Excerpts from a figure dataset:
>>>
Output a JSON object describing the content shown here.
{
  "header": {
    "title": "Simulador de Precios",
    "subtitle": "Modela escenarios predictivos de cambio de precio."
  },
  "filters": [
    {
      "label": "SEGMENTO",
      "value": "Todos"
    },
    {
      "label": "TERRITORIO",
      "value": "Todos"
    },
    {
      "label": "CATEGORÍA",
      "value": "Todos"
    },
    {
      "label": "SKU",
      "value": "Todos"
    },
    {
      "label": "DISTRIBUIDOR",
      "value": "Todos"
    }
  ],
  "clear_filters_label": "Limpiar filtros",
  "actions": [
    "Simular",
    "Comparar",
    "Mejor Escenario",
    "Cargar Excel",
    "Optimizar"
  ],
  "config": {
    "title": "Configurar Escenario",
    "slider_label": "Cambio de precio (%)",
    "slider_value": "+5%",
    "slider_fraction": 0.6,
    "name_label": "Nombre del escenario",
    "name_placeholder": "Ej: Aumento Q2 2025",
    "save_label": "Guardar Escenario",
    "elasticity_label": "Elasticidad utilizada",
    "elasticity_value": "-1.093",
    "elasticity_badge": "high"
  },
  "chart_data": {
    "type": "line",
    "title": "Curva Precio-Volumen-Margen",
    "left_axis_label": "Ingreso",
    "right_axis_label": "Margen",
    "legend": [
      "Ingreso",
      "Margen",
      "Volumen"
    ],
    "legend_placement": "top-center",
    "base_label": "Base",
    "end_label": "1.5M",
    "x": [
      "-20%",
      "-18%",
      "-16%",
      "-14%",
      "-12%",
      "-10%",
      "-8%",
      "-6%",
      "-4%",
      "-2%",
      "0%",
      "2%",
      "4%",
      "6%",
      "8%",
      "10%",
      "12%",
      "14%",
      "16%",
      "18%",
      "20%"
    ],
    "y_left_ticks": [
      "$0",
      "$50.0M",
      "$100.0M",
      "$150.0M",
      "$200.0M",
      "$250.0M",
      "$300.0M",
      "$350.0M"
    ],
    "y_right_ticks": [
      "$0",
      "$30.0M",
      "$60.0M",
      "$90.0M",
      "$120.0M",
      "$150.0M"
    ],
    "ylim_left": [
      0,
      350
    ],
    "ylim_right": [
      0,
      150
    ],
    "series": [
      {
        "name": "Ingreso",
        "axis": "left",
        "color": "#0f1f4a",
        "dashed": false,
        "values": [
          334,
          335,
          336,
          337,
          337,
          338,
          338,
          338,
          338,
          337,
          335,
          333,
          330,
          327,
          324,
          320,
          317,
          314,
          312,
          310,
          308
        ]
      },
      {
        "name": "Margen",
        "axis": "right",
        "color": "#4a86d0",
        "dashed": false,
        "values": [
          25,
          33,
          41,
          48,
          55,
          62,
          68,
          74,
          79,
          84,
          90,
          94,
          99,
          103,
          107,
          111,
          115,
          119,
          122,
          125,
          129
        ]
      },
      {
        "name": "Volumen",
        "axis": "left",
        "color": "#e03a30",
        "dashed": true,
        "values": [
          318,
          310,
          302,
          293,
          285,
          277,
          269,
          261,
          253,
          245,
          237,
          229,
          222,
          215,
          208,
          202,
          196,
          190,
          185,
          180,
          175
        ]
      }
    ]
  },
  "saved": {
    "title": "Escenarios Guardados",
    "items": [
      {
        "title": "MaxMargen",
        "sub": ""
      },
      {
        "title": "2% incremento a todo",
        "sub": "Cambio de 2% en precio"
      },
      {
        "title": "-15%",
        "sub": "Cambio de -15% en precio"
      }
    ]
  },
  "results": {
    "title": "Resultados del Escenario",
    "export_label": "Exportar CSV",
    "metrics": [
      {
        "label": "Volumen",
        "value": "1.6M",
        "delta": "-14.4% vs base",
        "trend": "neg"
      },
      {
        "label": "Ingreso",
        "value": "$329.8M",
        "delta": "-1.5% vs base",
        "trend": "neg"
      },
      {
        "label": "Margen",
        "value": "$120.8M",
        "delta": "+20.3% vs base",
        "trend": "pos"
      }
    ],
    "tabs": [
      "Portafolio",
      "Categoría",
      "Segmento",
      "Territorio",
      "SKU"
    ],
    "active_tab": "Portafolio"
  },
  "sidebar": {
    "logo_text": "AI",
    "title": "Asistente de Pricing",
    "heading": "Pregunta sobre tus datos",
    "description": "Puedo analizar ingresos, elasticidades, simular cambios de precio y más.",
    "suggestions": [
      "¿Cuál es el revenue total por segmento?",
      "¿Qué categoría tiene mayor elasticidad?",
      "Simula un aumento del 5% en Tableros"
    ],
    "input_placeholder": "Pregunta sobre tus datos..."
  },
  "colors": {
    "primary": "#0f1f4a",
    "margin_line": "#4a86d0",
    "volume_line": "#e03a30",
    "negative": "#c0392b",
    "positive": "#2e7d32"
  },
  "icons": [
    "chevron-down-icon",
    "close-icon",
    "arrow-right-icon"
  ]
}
<<<
- _Written exercise_:
Print out the whole listing exactly as it appears.

- _Full answer_:
Output a JSON object describing the content shown here.
{
  "header": {
    "title": "Simulador de Precios",
    "subtitle": "Modela escenarios predictivos de cambio de precio."
  },
  "filters": [
    {
      "label": "SEGMENTO",
      "value": "Todos"
    },
    {
      "label": "TERRITORIO",
      "value": "Todos"
    },
    {
      "label": "CATEGORÍA",
      "value": "Todos"
    },
    {
      "label": "SKU",
      "value": "Todos"
    },
    {
      "label": "DISTRIBUIDOR",
      "value": "Todos"
    }
  ],
  "clear_filters_label": "Limpiar filtros",
  "actions": [
    "Simular",
    "Comparar",
    "Mejor Escenario",
    "Cargar Excel",
    "Optimizar"
  ],
  "config": {
    "title": "Configurar Escenario",
    "slider_label": "Cambio de precio (%)",
    "slider_value": "+5%",
    "slider_fraction": 0.6,
    "name_label": "Nombre del escenario",
    "name_placeholder": "Ej: Aumento Q2 2025",
    "save_label": "Guardar Escenario",
    "elasticity_label": "Elasticidad utilizada",
    "elasticity_value": "-1.093",
    "elasticity_badge": "high"
  },
  "chart_data": {
    "type": "line",
    "title": "Curva Precio-Volumen-Margen",
    "left_axis_label": "Ingreso",
    "right_axis_label": "Margen",
    "legend": [
      "Ingreso",
      "Margen",
      "Volumen"
    ],
    "legend_placement": "top-center",
    "base_label": "Base",
    "end_label": "1.5M",
    "x": [
      "-20%",
      "-18%",
      "-16%",
      "-14%",
      "-12%",
      "-10%",
      "-8%",
      "-6%",
      "-4%",
      "-2%",
      "0%",
      "2%",
      "4%",
      "6%",
      "8%",
      "10%",
      "12%",
      "14%",
      "16%",
      "18%",
      "20%"
    ],
    "y_left_ticks": [
      "$0",
      "$50.0M",
      "$100.0M",
      "$150.0M",
      "$200.0M",
      "$250.0M",
      "$300.0M",
      "$350.0M"
    ],
    "y_right_ticks": [
      "$0",
      "$30.0M",
      "$60.0M",
      "$90.0M",
      "$120.0M",
      "$150.0M"
    ],
    "ylim_left": [
      0,
      350
    ],
    "ylim_right": [
      0,
      150
    ],
    "series": [
      {
        "name": "Ingreso",
        "axis": "left",
        "color": "#0f1f4a",
        "dashed": false,
        "values": [
          334,
          335,
          336,
          337,
          337,
          338,
          338,
          338,
          338,
          337,
          335,
          333,
          330,
          327,
          324,
          320,
          317,
          314,
          312,
          310,
          308
        ]
      },
      {
        "name": "Margen",
        "axis": "right",
        "color": "#4a86d0",
        "dashed": false,
        "values": [
          25,
          33,
          41,
          48,
          55,
          62,
          68,
          74,
          79,
          84,
          90,
          94,
          99,
          103,
          107,
          111,
          115,
          119,
          122,
          125,
          129
        ]
      },
      {
        "name": "Volumen",
        "axis": "left",
        "color": "#e03a30",
        "dashed": true,
        "values": [
          318,
          310,
          302,
          293,
          285,
          277,
          269,
          261,
          253,
          245,
          237,
          229,
          222,
          215,
          208,
          202,
          196,
          190,
          185,
          180,
          175
        ]
      }
    ]
  },
  "saved": {
    "title": "Escenarios Guardados",
    "items": [
      {
        "title": "MaxMargen",
        "sub": ""
      },
      {
        "title": "2% incremento a todo",
        "sub": "Cambio de 2% en precio"
      },
      {
        "title": "-15%",
        "sub": "Cambio de -15% en precio"
      }
    ]
  },
  "results": {
    "title": "Resultados del Escenario",
    "export_label": "Exportar CSV",
    "metrics": [
      {
        "label": "Volumen",
        "value": "1.6M",
        "delta": "-14.4% vs base",
        "trend": "neg"
      },
      {
        "label": "Ingreso",
        "value": "$329.8M",
        "delta": "-1.5% vs base",
        "trend": "neg"
      },
      {
        "label": "Margen",
        "value": "$120.8M",
        "delta": "+20.3% vs base",
        "trend": "pos"
      }
    ],
    "tabs": [
      "Portafolio",
      "Categoría",
      "Segmento",
      "Territorio",
      "SKU"
    ],
    "active_tab": "Portafolio"
  },
  "sidebar": {
    "logo_text": "AI",
    "title": "Asistente de Pricing",
    "heading": "Pregunta sobre tus datos",
    "description": "Puedo analizar ingresos, elasticidades, simular cambios de precio y más.",
    "suggestions": [
      "¿Cuál es el revenue total por segmento?",
      "¿Qué categoría tiene mayor elasticidad?",
      "Simula un aumento del 5% en Tableros"
    ],
    "input_placeholder": "Pregunta sobre tus datos..."
  },
  "colors": {
    "primary": "#0f1f4a",
    "margin_line": "#4a86d0",
    "volume_line": "#e03a30",
    "negative": "#c0392b",
    "positive": "#2e7d32"
  },
  "icons": [
    "chevron-down-icon",
    "close-icon",
    "arrow-right-icon"
  ]
}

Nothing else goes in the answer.